Exercise objective -> If a line in the records contains the word "Operational", count it; state the resulting number and nothing more.
******
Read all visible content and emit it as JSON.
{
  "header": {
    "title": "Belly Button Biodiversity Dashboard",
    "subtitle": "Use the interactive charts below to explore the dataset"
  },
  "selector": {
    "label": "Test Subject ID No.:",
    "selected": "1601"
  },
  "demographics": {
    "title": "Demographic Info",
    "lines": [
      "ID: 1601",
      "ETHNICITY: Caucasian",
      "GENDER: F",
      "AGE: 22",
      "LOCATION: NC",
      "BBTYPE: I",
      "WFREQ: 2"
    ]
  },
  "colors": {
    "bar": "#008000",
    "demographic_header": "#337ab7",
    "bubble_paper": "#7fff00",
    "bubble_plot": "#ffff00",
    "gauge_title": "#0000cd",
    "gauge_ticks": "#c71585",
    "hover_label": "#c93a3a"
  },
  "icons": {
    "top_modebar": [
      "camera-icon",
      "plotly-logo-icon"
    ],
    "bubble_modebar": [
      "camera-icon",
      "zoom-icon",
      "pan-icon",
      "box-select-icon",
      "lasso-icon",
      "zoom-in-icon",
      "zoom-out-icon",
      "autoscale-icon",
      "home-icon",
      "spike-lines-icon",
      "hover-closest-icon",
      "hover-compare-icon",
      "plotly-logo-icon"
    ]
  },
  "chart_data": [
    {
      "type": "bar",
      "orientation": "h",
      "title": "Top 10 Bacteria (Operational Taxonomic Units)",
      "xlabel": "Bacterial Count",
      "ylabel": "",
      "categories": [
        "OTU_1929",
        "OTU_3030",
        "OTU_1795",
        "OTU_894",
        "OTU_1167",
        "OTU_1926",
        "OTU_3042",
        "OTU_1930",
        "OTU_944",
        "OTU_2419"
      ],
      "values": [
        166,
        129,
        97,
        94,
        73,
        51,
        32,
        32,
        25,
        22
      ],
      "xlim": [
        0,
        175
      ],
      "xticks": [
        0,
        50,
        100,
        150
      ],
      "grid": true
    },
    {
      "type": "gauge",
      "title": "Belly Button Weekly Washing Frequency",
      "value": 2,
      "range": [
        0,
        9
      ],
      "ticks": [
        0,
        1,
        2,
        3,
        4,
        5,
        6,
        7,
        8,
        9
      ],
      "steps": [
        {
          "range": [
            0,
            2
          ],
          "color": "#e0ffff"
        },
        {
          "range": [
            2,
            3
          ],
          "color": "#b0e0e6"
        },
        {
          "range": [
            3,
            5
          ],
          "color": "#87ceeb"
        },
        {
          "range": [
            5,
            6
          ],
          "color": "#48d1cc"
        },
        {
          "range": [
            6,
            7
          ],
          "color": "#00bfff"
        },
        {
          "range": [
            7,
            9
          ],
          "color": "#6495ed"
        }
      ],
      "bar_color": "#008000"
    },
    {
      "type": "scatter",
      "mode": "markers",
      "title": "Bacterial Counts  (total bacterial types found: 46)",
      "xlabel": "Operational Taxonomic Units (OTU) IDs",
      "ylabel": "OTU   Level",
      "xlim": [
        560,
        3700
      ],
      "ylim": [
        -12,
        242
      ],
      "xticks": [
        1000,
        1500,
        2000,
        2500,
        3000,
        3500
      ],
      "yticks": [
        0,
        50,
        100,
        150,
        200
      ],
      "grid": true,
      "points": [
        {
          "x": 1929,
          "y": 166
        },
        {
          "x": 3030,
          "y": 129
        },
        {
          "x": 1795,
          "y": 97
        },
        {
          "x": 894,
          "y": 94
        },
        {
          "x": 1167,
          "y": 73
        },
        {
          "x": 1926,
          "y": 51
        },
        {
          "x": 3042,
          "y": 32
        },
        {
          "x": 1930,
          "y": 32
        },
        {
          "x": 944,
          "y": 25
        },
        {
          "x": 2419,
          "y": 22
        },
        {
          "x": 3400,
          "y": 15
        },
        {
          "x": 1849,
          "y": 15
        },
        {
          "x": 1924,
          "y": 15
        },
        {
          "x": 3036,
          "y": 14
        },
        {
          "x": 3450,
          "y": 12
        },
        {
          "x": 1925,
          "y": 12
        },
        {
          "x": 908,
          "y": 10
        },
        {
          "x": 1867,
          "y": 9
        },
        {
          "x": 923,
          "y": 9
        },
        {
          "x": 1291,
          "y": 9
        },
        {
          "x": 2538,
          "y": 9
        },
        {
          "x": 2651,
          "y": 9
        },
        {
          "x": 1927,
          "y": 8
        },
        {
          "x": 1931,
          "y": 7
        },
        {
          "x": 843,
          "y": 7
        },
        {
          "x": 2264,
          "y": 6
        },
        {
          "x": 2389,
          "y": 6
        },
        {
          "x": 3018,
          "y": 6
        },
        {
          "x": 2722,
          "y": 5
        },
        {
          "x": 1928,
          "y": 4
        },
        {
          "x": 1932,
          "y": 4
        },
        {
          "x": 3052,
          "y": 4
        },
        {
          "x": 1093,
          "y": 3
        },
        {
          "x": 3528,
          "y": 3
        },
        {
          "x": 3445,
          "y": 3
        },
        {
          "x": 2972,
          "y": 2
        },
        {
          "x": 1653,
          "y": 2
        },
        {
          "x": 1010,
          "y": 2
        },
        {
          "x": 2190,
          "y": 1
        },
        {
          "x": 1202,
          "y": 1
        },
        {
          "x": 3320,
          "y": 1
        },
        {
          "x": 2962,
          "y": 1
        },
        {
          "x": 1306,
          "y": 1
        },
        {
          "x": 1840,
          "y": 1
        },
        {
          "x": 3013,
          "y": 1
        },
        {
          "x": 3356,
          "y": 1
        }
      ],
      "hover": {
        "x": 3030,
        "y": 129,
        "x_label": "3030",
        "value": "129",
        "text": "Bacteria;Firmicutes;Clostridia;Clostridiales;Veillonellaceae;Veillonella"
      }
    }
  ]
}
******
Answer space -> 2